◆ **EXERCISE INSTRUCTIONS**:
Pull every line with the word "dataset" out of the entries below.

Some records
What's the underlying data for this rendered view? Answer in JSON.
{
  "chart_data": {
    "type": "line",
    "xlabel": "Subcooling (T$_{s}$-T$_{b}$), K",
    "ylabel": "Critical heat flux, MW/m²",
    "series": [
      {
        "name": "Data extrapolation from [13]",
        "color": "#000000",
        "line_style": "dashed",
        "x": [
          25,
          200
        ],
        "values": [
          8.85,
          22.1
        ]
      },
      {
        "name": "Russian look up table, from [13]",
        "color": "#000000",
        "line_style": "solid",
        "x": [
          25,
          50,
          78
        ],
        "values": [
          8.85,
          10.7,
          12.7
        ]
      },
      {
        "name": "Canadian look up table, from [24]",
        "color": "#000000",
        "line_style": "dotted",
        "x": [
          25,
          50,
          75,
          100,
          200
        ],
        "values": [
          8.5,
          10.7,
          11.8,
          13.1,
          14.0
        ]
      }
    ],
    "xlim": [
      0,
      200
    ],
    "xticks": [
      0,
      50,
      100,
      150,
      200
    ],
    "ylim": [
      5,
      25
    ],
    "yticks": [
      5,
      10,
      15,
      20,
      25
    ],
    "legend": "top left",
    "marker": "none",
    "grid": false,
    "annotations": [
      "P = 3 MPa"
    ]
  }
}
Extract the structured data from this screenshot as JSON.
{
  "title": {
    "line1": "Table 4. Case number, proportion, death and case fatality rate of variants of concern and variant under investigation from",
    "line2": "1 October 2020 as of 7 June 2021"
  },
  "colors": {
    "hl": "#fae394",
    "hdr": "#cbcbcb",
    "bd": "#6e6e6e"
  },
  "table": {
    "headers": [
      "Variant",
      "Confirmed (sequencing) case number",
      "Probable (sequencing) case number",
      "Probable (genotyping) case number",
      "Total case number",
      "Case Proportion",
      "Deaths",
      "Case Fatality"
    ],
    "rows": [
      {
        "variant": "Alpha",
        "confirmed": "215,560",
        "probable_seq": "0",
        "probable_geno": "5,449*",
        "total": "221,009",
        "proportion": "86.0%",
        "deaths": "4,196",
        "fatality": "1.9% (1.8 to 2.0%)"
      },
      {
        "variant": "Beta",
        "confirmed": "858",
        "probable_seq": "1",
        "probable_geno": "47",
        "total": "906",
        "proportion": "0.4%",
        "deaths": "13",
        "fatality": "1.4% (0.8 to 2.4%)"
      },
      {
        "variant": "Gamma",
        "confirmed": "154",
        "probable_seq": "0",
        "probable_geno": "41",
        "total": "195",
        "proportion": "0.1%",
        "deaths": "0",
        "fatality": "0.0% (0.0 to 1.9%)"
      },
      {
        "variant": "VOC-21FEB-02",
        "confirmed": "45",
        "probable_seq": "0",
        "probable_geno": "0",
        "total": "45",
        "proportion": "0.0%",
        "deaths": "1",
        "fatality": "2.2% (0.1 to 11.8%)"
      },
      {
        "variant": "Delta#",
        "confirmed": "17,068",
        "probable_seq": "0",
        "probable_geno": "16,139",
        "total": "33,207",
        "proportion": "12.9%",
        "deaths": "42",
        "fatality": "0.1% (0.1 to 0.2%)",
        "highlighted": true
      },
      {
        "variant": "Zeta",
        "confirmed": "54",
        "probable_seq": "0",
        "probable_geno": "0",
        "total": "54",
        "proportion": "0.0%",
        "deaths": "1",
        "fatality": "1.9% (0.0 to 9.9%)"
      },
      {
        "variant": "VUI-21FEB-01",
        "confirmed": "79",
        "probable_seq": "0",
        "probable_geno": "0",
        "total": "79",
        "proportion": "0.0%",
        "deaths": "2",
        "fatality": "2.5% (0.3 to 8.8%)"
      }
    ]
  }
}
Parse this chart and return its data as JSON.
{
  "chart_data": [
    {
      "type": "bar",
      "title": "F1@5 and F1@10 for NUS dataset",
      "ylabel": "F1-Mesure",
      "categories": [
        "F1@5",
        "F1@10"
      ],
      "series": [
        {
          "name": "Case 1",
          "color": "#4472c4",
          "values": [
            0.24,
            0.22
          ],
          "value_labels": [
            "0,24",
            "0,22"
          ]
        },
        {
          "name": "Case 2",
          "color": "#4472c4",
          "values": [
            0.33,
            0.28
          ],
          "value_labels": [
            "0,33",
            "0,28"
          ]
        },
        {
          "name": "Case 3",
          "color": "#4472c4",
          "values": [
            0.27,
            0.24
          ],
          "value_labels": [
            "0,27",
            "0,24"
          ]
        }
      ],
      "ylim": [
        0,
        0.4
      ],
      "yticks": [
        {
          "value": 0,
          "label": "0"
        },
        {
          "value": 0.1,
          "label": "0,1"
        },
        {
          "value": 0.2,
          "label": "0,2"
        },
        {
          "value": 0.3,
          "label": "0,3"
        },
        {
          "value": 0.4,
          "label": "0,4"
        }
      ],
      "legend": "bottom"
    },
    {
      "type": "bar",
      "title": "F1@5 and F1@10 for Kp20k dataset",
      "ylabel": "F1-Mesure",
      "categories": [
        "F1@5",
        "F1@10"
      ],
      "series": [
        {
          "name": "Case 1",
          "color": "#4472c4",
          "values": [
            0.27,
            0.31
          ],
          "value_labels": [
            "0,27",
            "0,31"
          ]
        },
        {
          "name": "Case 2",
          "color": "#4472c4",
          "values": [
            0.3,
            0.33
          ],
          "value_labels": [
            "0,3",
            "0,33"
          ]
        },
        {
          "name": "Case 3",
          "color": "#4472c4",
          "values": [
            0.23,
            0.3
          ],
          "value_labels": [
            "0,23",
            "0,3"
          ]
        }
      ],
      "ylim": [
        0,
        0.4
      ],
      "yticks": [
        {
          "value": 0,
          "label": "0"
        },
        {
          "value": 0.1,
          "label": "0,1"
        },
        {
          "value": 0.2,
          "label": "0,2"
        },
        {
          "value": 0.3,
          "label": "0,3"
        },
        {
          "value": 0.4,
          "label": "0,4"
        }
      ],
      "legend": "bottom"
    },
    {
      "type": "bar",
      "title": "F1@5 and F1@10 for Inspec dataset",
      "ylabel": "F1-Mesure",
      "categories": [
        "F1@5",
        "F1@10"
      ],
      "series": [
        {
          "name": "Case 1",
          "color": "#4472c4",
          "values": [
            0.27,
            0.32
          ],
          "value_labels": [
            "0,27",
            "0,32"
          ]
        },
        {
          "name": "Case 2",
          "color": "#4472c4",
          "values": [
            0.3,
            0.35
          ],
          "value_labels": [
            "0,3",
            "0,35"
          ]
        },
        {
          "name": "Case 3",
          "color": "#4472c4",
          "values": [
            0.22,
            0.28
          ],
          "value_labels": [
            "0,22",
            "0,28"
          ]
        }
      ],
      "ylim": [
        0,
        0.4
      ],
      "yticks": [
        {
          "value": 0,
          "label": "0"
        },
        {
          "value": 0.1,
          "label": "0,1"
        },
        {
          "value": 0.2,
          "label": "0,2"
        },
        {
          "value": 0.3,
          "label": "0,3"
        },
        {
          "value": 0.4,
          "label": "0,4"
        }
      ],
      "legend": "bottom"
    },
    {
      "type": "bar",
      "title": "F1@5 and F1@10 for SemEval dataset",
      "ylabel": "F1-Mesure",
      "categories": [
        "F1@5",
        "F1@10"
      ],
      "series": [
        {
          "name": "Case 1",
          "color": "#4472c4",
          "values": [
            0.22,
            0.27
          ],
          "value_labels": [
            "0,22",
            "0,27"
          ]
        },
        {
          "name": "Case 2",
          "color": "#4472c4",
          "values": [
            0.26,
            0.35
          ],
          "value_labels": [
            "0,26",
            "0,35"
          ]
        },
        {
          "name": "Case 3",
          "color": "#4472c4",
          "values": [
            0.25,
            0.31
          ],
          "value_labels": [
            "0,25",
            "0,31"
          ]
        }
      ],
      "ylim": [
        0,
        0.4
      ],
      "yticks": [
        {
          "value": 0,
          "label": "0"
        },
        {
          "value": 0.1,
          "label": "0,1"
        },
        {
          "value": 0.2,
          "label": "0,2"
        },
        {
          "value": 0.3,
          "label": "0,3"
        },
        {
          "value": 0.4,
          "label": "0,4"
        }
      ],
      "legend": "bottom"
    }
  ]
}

◆ **THE RESPONSE**:
      "title": "F1@5 and F1@10 for NUS dataset",
      "title": "F1@5 and F1@10 for Kp20k dataset",
      "title": "F1@5 and F1@10 for Inspec dataset",
      "title": "F1@5 and F1@10 for SemEval dataset",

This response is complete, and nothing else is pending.